#### Given task
Extract every line that contains the string "Ética".

[Stored entries]
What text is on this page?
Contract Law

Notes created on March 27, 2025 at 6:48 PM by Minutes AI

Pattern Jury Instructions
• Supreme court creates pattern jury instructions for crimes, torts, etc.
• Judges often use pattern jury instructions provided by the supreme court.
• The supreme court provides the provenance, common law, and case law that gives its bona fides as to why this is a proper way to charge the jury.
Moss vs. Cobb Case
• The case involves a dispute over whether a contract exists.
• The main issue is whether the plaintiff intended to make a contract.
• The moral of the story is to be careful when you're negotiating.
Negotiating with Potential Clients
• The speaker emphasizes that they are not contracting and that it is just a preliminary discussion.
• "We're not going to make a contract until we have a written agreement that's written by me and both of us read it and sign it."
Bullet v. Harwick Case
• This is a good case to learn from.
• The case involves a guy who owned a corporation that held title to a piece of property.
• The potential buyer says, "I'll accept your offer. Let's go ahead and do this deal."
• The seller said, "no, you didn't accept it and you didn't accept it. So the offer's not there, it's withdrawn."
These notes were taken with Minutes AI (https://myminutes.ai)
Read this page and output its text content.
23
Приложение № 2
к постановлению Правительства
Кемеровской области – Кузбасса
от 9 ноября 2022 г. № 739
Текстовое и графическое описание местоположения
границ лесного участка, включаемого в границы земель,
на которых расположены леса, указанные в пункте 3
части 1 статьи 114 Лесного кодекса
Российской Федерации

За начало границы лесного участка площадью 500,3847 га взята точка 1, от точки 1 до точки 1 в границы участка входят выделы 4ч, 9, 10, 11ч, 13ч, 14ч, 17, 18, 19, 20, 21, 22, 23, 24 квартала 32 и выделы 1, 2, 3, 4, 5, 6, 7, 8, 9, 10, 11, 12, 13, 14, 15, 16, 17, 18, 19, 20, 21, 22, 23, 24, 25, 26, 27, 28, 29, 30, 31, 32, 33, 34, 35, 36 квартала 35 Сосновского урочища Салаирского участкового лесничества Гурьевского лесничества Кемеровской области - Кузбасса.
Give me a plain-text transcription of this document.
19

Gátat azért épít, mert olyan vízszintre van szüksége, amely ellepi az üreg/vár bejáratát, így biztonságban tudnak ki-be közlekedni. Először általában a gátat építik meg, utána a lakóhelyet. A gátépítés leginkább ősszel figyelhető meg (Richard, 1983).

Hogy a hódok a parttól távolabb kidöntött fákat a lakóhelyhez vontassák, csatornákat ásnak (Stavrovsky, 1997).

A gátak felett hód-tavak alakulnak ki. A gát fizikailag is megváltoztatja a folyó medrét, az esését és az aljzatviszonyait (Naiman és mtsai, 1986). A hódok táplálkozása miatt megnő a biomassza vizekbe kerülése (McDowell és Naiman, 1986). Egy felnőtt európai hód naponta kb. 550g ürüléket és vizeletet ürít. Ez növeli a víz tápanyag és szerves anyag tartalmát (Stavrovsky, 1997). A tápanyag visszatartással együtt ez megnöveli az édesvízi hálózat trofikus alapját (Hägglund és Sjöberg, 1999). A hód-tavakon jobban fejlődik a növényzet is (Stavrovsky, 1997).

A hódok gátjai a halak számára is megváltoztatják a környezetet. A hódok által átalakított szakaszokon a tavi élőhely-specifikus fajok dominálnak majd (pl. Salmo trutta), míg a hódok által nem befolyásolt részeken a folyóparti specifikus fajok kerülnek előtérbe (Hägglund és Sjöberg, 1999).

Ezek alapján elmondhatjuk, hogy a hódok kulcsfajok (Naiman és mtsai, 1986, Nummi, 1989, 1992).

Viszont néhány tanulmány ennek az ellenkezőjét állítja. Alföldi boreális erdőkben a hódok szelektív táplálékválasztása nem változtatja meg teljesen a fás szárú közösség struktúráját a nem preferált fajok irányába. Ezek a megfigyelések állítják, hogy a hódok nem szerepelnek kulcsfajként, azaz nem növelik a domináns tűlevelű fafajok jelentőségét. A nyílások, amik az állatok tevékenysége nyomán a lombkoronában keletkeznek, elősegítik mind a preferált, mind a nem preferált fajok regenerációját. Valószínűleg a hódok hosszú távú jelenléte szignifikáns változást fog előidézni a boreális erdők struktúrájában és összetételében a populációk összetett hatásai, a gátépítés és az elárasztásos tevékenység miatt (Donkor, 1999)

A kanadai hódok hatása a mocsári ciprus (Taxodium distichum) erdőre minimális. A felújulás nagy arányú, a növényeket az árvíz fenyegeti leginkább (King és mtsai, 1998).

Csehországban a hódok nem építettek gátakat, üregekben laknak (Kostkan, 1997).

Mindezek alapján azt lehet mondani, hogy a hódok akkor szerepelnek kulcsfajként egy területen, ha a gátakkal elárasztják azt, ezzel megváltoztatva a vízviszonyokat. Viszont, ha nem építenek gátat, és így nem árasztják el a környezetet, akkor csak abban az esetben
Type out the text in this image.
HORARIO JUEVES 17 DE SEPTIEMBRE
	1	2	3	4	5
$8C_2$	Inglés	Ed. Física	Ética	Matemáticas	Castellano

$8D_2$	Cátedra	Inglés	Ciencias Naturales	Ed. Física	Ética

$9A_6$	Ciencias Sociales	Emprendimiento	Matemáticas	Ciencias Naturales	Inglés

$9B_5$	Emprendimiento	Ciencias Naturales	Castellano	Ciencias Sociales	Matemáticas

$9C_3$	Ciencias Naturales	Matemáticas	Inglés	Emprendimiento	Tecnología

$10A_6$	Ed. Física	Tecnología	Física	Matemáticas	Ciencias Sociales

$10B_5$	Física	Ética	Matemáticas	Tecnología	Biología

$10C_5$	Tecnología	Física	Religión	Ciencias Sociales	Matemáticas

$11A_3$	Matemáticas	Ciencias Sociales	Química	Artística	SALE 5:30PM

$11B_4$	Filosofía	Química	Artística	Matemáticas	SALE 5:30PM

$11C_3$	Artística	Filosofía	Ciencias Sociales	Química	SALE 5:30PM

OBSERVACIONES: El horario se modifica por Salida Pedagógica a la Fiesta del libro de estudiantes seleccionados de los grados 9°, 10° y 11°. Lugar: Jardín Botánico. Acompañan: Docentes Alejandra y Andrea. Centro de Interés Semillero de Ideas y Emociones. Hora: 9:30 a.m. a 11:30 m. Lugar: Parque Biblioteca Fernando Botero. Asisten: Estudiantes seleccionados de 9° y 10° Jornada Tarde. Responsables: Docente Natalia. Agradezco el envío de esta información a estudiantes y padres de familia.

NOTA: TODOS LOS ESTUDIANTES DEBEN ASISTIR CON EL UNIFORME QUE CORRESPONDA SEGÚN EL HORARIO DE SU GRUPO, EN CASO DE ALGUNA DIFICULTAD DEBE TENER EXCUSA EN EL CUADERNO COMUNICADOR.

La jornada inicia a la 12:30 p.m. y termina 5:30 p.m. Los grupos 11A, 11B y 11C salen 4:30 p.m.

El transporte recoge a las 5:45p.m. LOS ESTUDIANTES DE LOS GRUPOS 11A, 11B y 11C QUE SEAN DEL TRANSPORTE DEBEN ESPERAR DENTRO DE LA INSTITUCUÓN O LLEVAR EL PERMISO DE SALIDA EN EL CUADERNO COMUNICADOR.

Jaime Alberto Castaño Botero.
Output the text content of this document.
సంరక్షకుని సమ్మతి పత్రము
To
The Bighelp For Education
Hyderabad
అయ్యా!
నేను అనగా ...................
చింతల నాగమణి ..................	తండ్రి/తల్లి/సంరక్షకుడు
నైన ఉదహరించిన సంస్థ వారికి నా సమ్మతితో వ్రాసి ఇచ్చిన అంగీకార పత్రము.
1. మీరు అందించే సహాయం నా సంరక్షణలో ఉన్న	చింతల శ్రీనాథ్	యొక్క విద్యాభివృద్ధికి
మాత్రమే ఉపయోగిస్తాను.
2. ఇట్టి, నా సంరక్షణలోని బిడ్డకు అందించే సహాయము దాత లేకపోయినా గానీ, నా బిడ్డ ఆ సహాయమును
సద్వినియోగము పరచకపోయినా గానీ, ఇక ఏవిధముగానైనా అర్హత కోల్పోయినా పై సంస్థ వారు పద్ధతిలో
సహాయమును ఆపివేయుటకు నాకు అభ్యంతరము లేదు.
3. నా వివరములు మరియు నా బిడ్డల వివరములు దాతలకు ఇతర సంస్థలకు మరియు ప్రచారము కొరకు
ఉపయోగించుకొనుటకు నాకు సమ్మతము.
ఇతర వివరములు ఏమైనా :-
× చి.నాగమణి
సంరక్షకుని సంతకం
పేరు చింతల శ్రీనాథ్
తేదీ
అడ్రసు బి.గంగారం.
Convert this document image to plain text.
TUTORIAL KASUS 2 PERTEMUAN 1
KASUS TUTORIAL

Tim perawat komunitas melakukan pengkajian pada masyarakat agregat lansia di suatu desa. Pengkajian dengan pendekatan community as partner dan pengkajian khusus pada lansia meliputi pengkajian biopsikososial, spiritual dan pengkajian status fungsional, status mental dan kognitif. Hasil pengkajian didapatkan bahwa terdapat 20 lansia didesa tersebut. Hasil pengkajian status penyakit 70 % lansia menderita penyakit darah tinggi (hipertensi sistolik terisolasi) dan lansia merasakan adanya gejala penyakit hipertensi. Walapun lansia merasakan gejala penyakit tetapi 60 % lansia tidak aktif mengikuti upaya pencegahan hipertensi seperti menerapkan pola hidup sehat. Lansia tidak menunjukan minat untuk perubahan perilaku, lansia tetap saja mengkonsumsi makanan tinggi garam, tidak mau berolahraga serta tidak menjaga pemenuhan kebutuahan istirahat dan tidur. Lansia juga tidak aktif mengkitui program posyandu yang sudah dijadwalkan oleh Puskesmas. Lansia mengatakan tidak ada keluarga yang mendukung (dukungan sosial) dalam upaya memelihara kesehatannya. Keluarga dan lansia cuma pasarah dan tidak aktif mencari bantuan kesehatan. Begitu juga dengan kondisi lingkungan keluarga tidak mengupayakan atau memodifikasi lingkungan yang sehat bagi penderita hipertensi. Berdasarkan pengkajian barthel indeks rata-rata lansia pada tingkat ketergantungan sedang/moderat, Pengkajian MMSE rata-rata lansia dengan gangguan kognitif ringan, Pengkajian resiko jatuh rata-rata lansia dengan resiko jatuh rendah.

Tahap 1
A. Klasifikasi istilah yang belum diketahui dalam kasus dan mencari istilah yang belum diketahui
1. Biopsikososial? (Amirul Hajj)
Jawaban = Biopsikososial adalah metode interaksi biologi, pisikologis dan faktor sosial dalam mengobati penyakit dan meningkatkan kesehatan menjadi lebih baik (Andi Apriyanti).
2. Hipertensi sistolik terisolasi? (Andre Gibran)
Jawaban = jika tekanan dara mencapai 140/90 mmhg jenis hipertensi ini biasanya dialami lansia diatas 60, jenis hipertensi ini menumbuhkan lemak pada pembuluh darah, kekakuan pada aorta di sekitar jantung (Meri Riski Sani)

#### Final result
$8C_2$	Inglés	Ed. Física	Ética	Matemáticas	Castellano
$8D_2$	Cátedra	Inglés	Ciencias Naturales	Ed. Física	Ética
$10B_5$	Física	Ética	Matemáticas	Tecnología	Biología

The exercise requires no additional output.